__Objective__: Copy out every line that contains "便于必要切断电源".
+ + + + +
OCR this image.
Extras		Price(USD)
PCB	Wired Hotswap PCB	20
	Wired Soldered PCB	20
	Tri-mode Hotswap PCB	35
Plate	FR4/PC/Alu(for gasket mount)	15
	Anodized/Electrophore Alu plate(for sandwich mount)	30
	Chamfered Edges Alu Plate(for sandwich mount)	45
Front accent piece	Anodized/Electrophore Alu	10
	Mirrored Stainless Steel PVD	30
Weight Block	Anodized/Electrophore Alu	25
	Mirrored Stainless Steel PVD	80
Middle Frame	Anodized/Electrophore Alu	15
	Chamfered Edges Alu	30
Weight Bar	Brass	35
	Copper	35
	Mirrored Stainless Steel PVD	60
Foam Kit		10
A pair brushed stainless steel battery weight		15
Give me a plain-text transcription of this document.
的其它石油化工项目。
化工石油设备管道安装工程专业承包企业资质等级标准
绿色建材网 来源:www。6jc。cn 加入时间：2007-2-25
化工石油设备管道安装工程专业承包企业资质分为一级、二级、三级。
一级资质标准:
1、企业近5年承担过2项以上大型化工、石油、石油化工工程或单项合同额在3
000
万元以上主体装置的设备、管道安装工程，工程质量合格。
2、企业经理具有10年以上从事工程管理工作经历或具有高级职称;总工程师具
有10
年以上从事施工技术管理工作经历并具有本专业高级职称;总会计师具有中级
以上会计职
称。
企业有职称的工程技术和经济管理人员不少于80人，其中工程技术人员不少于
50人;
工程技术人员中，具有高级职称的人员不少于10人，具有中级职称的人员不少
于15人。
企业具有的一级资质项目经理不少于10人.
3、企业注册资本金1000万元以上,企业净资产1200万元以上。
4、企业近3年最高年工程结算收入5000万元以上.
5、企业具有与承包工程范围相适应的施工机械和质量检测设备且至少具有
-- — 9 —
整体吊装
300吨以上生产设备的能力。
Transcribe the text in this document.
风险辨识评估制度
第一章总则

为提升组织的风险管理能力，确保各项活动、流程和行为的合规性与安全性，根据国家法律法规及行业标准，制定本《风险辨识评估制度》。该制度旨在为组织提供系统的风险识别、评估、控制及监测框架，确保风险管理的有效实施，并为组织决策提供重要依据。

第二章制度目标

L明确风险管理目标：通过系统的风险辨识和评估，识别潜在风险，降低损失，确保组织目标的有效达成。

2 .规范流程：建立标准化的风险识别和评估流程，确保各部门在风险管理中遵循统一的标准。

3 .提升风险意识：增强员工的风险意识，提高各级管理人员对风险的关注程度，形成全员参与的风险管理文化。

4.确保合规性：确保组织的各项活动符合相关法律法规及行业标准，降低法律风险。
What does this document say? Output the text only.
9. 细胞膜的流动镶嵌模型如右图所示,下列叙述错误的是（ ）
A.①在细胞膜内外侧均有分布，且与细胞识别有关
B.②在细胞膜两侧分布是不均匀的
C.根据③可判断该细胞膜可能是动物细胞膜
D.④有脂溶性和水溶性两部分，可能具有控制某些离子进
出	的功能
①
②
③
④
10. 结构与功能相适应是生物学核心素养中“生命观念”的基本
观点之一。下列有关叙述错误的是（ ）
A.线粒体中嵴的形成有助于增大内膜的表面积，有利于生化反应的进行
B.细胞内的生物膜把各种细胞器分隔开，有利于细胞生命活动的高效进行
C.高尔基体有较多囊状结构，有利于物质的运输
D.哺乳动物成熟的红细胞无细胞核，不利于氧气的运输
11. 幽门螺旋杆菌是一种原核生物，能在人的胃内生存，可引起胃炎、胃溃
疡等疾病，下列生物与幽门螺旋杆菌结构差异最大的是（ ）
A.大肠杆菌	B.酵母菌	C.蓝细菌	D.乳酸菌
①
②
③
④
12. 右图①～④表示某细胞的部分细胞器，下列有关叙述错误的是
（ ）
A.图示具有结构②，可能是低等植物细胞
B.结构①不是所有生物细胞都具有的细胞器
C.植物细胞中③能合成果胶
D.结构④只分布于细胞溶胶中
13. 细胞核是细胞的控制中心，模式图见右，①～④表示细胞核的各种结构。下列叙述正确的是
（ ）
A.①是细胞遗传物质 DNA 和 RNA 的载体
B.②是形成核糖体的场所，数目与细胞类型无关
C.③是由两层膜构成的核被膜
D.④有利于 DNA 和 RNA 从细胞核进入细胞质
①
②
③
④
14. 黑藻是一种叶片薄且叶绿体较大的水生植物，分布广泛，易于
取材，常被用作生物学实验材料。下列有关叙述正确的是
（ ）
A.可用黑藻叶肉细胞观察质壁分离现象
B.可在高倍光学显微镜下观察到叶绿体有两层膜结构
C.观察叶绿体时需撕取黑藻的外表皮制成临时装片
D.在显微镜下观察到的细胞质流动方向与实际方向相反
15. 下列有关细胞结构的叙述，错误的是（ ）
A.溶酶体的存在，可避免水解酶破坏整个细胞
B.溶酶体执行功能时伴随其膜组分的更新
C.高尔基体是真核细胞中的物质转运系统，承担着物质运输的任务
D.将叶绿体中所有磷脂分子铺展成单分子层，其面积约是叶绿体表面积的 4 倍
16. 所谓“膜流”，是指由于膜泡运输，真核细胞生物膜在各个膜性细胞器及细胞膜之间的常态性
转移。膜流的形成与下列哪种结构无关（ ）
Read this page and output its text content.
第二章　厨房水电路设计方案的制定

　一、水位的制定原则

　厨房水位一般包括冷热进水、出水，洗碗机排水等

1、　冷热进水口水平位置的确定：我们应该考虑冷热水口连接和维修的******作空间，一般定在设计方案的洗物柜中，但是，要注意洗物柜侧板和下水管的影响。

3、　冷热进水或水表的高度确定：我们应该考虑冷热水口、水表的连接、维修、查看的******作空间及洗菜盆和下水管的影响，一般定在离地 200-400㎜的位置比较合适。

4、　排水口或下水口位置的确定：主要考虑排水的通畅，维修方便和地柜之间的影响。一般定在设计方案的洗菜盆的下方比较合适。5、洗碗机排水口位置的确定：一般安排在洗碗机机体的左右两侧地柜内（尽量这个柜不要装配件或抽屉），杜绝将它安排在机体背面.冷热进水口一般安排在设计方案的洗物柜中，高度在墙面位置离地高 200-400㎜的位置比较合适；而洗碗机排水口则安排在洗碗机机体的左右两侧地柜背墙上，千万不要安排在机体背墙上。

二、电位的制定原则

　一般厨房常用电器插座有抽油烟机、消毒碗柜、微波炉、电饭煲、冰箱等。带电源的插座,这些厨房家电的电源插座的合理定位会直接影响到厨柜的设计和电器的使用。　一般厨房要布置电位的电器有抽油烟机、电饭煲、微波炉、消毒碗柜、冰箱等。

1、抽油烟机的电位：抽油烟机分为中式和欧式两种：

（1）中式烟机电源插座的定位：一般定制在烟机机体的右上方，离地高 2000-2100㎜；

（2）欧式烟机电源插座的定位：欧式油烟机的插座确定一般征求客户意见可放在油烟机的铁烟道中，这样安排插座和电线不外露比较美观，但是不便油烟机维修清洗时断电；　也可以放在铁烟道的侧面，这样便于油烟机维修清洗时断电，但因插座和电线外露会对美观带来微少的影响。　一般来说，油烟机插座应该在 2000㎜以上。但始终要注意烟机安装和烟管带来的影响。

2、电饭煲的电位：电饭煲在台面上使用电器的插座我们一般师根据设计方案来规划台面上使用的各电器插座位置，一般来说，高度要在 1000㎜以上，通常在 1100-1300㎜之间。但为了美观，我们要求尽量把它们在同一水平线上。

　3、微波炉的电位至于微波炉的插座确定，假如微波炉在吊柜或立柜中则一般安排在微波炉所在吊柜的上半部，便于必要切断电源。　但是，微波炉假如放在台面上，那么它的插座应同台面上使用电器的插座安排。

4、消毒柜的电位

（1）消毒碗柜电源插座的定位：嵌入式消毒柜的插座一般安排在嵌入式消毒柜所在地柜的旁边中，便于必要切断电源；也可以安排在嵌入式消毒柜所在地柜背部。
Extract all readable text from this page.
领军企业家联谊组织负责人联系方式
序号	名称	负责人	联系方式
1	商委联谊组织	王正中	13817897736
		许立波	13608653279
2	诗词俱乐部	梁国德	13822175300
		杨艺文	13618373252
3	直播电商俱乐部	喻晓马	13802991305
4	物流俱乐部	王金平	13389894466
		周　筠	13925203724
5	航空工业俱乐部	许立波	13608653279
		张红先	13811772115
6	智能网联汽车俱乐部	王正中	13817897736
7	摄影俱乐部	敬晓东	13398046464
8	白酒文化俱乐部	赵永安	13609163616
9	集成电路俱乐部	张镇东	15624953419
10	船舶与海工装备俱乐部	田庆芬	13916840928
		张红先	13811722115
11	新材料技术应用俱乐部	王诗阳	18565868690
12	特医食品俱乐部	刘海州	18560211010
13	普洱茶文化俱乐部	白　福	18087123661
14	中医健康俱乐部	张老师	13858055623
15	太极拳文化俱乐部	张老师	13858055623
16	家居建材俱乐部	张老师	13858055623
+ + + + +
__Answer for the task__:
　3、微波炉的电位至于微波炉的插座确定，假如微波炉在吊柜或立柜中则一般安排在微波炉所在吊柜的上半部，便于必要切断电源。　但是，微波炉假如放在台面上，那么它的插座应同台面上使用电器的插座安排。
（1）消毒碗柜电源插座的定位：嵌入式消毒柜的插座一般安排在嵌入式消毒柜所在地柜的旁边中，便于必要切断电源；也可以安排在嵌入式消毒柜所在地柜背部。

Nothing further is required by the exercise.